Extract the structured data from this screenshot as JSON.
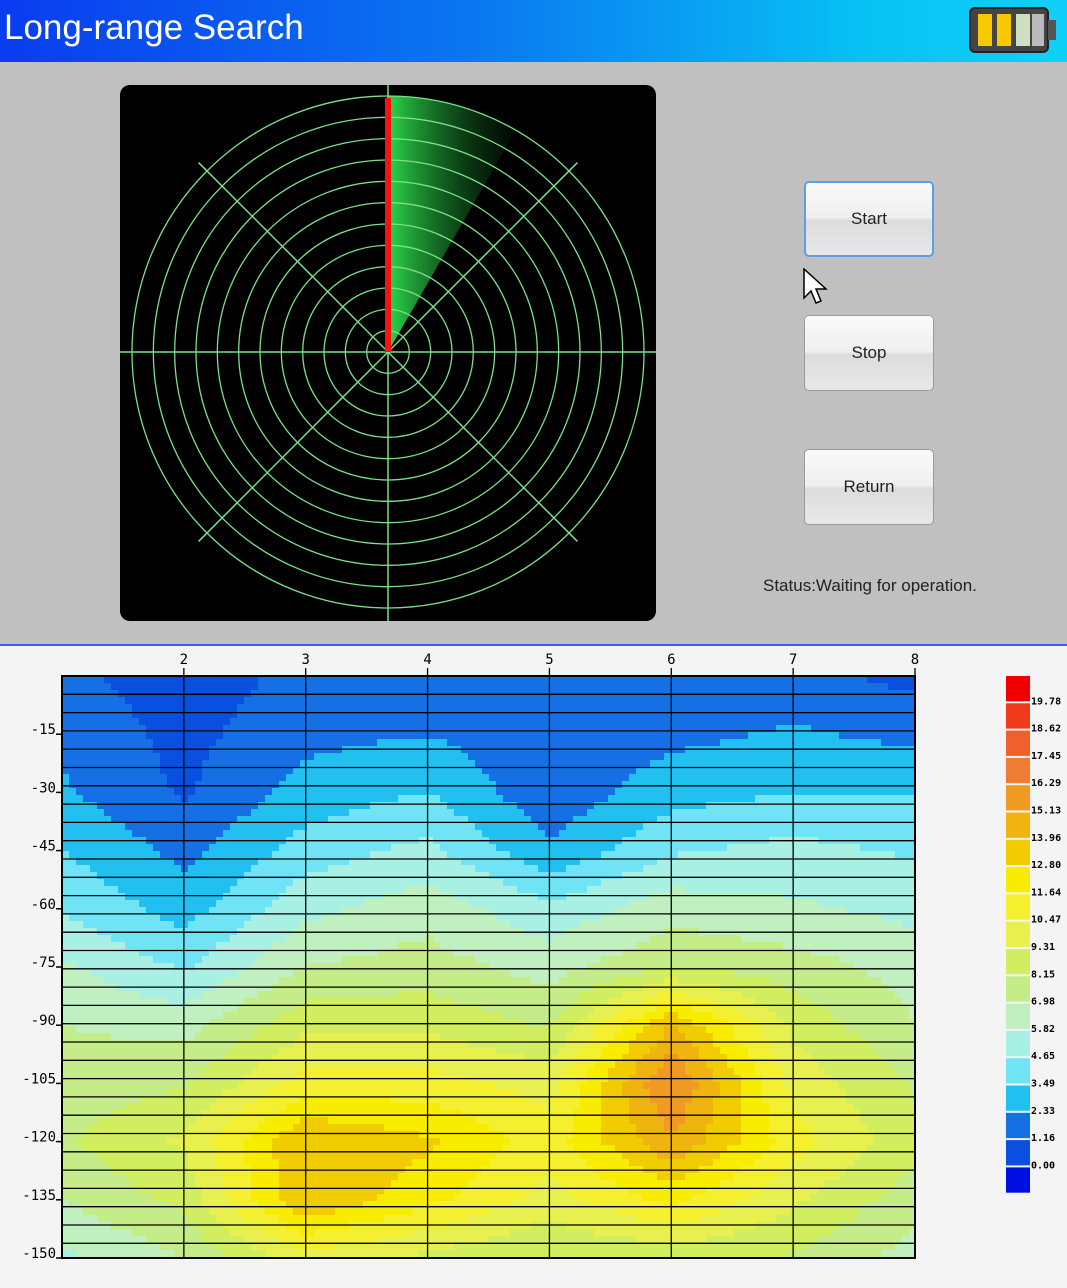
{
  "header": {
    "title": "Long-range Search",
    "battery_icon": "battery-icon"
  },
  "buttons": {
    "start": "Start",
    "stop": "Stop",
    "return": "Return"
  },
  "status": "Status:Waiting for operation.",
  "radar": {
    "rings": 12,
    "sweep_angle_deg": 0,
    "trail_deg": 30,
    "line_color": "#7be08a",
    "sweep_color": "#ff1010"
  },
  "chart_data": {
    "type": "heatmap",
    "style": "filled-contour",
    "x_ticks": [
      "2",
      "3",
      "4",
      "5",
      "6",
      "7",
      "8"
    ],
    "y_ticks": [
      "-15",
      "-30",
      "-45",
      "-60",
      "-75",
      "-90",
      "-105",
      "-120",
      "-135",
      "-150"
    ],
    "xlim": [
      1,
      8
    ],
    "ylim": [
      -150,
      0
    ],
    "x": [
      1,
      2,
      3,
      4,
      5,
      6,
      7,
      8
    ],
    "y": [
      0,
      -15,
      -30,
      -45,
      -60,
      -75,
      -90,
      -105,
      -120,
      -135,
      -150
    ],
    "z": [
      [
        1.5,
        0.5,
        1.5,
        1.8,
        1.5,
        1.5,
        1.5,
        0.8
      ],
      [
        2.0,
        0.8,
        2.0,
        2.3,
        1.5,
        2.0,
        2.5,
        2.0
      ],
      [
        2.5,
        1.0,
        2.8,
        3.5,
        1.5,
        3.0,
        3.5,
        3.5
      ],
      [
        3.5,
        2.0,
        4.0,
        5.0,
        2.5,
        4.5,
        5.0,
        4.5
      ],
      [
        4.5,
        3.0,
        5.5,
        6.5,
        5.0,
        6.5,
        6.0,
        5.5
      ],
      [
        6.0,
        4.5,
        7.0,
        7.5,
        6.5,
        8.0,
        7.5,
        6.5
      ],
      [
        7.0,
        6.5,
        9.0,
        9.0,
        8.0,
        14.0,
        9.0,
        7.0
      ],
      [
        7.5,
        8.0,
        11.0,
        11.0,
        10.0,
        16.5,
        10.0,
        8.0
      ],
      [
        8.0,
        9.5,
        14.0,
        13.0,
        11.0,
        15.0,
        11.0,
        8.5
      ],
      [
        7.0,
        8.5,
        14.0,
        12.0,
        10.0,
        12.0,
        9.5,
        7.5
      ],
      [
        5.5,
        7.0,
        10.0,
        9.0,
        8.0,
        8.5,
        8.0,
        6.5
      ]
    ],
    "legend_labels": [
      "19.78",
      "18.62",
      "17.45",
      "16.29",
      "15.13",
      "13.96",
      "12.80",
      "11.64",
      "10.47",
      "9.31",
      "8.15",
      "6.98",
      "5.82",
      "4.65",
      "3.49",
      "2.33",
      "1.16",
      "0.00"
    ],
    "legend_colors": [
      "#f00000",
      "#f03a1c",
      "#f0602c",
      "#f07c34",
      "#f09a24",
      "#f0b410",
      "#f0cc00",
      "#f8ec00",
      "#f4f030",
      "#e8f050",
      "#d0ee60",
      "#c4ec88",
      "#c0f0c0",
      "#a8f0e4",
      "#70e4f4",
      "#22c0f0",
      "#1470e4",
      "#0a50e0",
      "#0010e0"
    ],
    "legend_placement": "right"
  }
}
_ _ _
-- Your goal --
Write out every line above exactly as it is, leaving out the pictures.

-- Response --
Extract the structured data from this screenshot as JSON.
{
  "header": {
    "title": "Long-range Search",
    "battery_icon": "battery-icon"
  },
  "buttons": {
    "start": "Start",
    "stop": "Stop",
    "return": "Return"
  },
  "status": "Status:Waiting for operation.",
  "radar": {
    "rings": 12,
    "sweep_angle_deg": 0,
    "trail_deg": 30,
    "line_color": "#7be08a",
    "sweep_color": "#ff1010"
  },
  "chart_data": {
    "type": "heatmap",
    "style": "filled-contour",
    "x_ticks": [
      "2",
      "3",
      "4",
      "5",
      "6",
      "7",
      "8"
    ],
    "y_ticks": [
      "-15",
      "-30",
      "-45",
      "-60",
      "-75",
      "-90",
      "-105",
      "-120",
      "-135",
      "-150"
    ],
    "xlim": [
      1,
      8
    ],
    "ylim": [
      -150,
      0
    ],
    "x": [
      1,
      2,
      3,
      4,
      5,
      6,
      7,
      8
    ],
    "y": [
      0,
      -15,
      -30,
      -45,
      -60,
      -75,
      -90,
      -105,
      -120,
      -135,
      -150
    ],
    "z": [
      [
        1.5,
        0.5,
        1.5,
        1.8,
        1.5,
        1.5,
        1.5,
        0.8
      ],
      [
        2.0,
        0.8,
        2.0,
        2.3,
        1.5,
        2.0,
        2.5,
        2.0
      ],
      [
        2.5,
        1.0,
        2.8,
        3.5,
        1.5,
        3.0,
        3.5,
        3.5
      ],
      [
        3.5,
        2.0,
        4.0,
        5.0,
        2.5,
        4.5,
        5.0,
        4.5
      ],
      [
        4.5,
        3.0,
        5.5,
        6.5,
        5.0,
        6.5,
        6.0,
        5.5
      ],
      [
        6.0,
        4.5,
        7.0,
        7.5,
        6.5,
        8.0,
        7.5,
        6.5
      ],
      [
        7.0,
        6.5,
        9.0,
        9.0,
        8.0,
        14.0,
        9.0,
        7.0
      ],
      [
        7.5,
        8.0,
        11.0,
        11.0,
        10.0,
        16.5,
        10.0,
        8.0
      ],
      [
        8.0,
        9.5,
        14.0,
        13.0,
        11.0,
        15.0,
        11.0,
        8.5
      ],
      [
        7.0,
        8.5,
        14.0,
        12.0,
        10.0,
        12.0,
        9.5,
        7.5
      ],
      [
        5.5,
        7.0,
        10.0,
        9.0,
        8.0,
        8.5,
        8.0,
        6.5
      ]
    ],
    "legend_labels": [
      "19.78",
      "18.62",
      "17.45",
      "16.29",
      "15.13",
      "13.96",
      "12.80",
      "11.64",
      "10.47",
      "9.31",
      "8.15",
      "6.98",
      "5.82",
      "4.65",
      "3.49",
      "2.33",
      "1.16",
      "0.00"
    ],
    "legend_colors": [
      "#f00000",
      "#f03a1c",
      "#f0602c",
      "#f07c34",
      "#f09a24",
      "#f0b410",
      "#f0cc00",
      "#f8ec00",
      "#f4f030",
      "#e8f050",
      "#d0ee60",
      "#c4ec88",
      "#c0f0c0",
      "#a8f0e4",
      "#70e4f4",
      "#22c0f0",
      "#1470e4",
      "#0a50e0",
      "#0010e0"
    ],
    "legend_placement": "right"
  }
}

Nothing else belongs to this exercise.